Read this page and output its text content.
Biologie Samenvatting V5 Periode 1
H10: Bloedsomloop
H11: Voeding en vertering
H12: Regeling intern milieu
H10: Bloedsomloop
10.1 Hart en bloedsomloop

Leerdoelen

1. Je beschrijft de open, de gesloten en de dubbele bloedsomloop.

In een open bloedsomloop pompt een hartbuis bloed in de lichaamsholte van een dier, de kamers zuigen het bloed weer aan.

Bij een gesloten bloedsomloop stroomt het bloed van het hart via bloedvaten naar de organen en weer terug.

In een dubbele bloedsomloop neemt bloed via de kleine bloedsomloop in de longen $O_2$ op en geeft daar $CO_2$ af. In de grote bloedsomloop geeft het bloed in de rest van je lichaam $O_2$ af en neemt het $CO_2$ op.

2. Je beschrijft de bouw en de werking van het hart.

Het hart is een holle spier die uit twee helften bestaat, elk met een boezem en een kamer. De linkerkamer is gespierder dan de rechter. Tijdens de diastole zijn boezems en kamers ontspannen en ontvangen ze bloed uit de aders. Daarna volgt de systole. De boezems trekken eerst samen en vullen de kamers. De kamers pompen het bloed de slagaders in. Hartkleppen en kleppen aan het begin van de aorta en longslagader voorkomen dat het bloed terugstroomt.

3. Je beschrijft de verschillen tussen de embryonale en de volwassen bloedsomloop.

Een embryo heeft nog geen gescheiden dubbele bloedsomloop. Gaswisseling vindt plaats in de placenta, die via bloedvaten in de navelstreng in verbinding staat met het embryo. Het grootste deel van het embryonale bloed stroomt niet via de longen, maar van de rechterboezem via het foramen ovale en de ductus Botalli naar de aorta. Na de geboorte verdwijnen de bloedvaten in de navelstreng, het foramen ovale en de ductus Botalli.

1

* * * * * * *

* **TASK DIRECTIONS**: Retype every record above exactly as it appears.

* **EXERCISE RESPONSE**:
Read this page and output its text content.
Biologie Samenvatting V5 Periode 1
H10: Bloedsomloop
H11: Voeding en vertering
H12: Regeling intern milieu
H10: Bloedsomloop
10.1 Hart en bloedsomloop

Leerdoelen

1. Je beschrijft de open, de gesloten en de dubbele bloedsomloop.

In een open bloedsomloop pompt een hartbuis bloed in de lichaamsholte van een dier, de kamers zuigen het bloed weer aan.

Bij een gesloten bloedsomloop stroomt het bloed van het hart via bloedvaten naar de organen en weer terug.

In een dubbele bloedsomloop neemt bloed via de kleine bloedsomloop in de longen $O_2$ op en geeft daar $CO_2$ af. In de grote bloedsomloop geeft het bloed in de rest van je lichaam $O_2$ af en neemt het $CO_2$ op.

2. Je beschrijft de bouw en de werking van het hart.

Het hart is een holle spier die uit twee helften bestaat, elk met een boezem en een kamer. De linkerkamer is gespierder dan de rechter. Tijdens de diastole zijn boezems en kamers ontspannen en ontvangen ze bloed uit de aders. Daarna volgt de systole. De boezems trekken eerst samen en vullen de kamers. De kamers pompen het bloed de slagaders in. Hartkleppen en kleppen aan het begin van de aorta en longslagader voorkomen dat het bloed terugstroomt.

3. Je beschrijft de verschillen tussen de embryonale en de volwassen bloedsomloop.

Een embryo heeft nog geen gescheiden dubbele bloedsomloop. Gaswisseling vindt plaats in de placenta, die via bloedvaten in de navelstreng in verbinding staat met het embryo. Het grootste deel van het embryonale bloed stroomt niet via de longen, maar van de rechterboezem via het foramen ovale en de ductus Botalli naar de aorta. Na de geboorte verdwijnen de bloedvaten in de navelstreng, het foramen ovale en de ductus Botalli.

1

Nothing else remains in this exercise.